** START OF AVAILABLE DATA **

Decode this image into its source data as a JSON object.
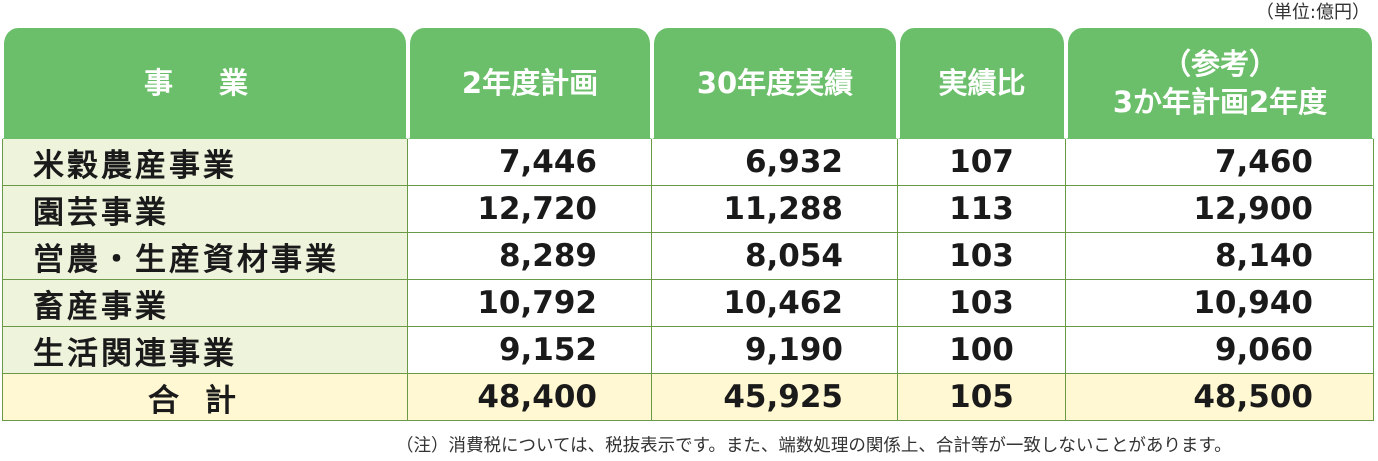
{
  "unit_label": "（単位:億円）",
  "headers": {
    "business": "事 業",
    "plan_2": "2年度計画",
    "actual_30": "30年度実績",
    "ratio": "実績比",
    "reference_line1": "（参考）",
    "reference_line2": "3か年計画2年度"
  },
  "rows": [
    {
      "name": "米穀農産事業",
      "plan": "7,446",
      "actual": "6,932",
      "ratio": "107",
      "ref": "7,460"
    },
    {
      "name": "園芸事業",
      "plan": "12,720",
      "actual": "11,288",
      "ratio": "113",
      "ref": "12,900"
    },
    {
      "name": "営農・生産資材事業",
      "plan": "8,289",
      "actual": "8,054",
      "ratio": "103",
      "ref": "8,140"
    },
    {
      "name": "畜産事業",
      "plan": "10,792",
      "actual": "10,462",
      "ratio": "103",
      "ref": "10,940"
    },
    {
      "name": "生活関連事業",
      "plan": "9,152",
      "actual": "9,190",
      "ratio": "100",
      "ref": "9,060"
    }
  ],
  "total": {
    "name": "合計",
    "plan": "48,400",
    "actual": "45,925",
    "ratio": "105",
    "ref": "48,500"
  },
  "note": "（注）消費税については、税抜表示です。また、端数処理の関係上、合計等が一致しないことがあります。",
  "colors": {
    "header_green": "#6bbf6a",
    "name_cell_bg": "#eef4dc",
    "total_row_bg": "#fff8d2",
    "grid_line": "#6a9a45"
  }
}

** END OF AVAILABLE DATA **

* **DIRECTION**
Return every line above that contains the word "ratio".

* **ANSWER FOR THE TASK**
    "ratio": "実績比",
      "ratio": "107",
      "ratio": "113",
      "ratio": "103",
      "ratio": "103",
      "ratio": "100",
    "ratio": "105",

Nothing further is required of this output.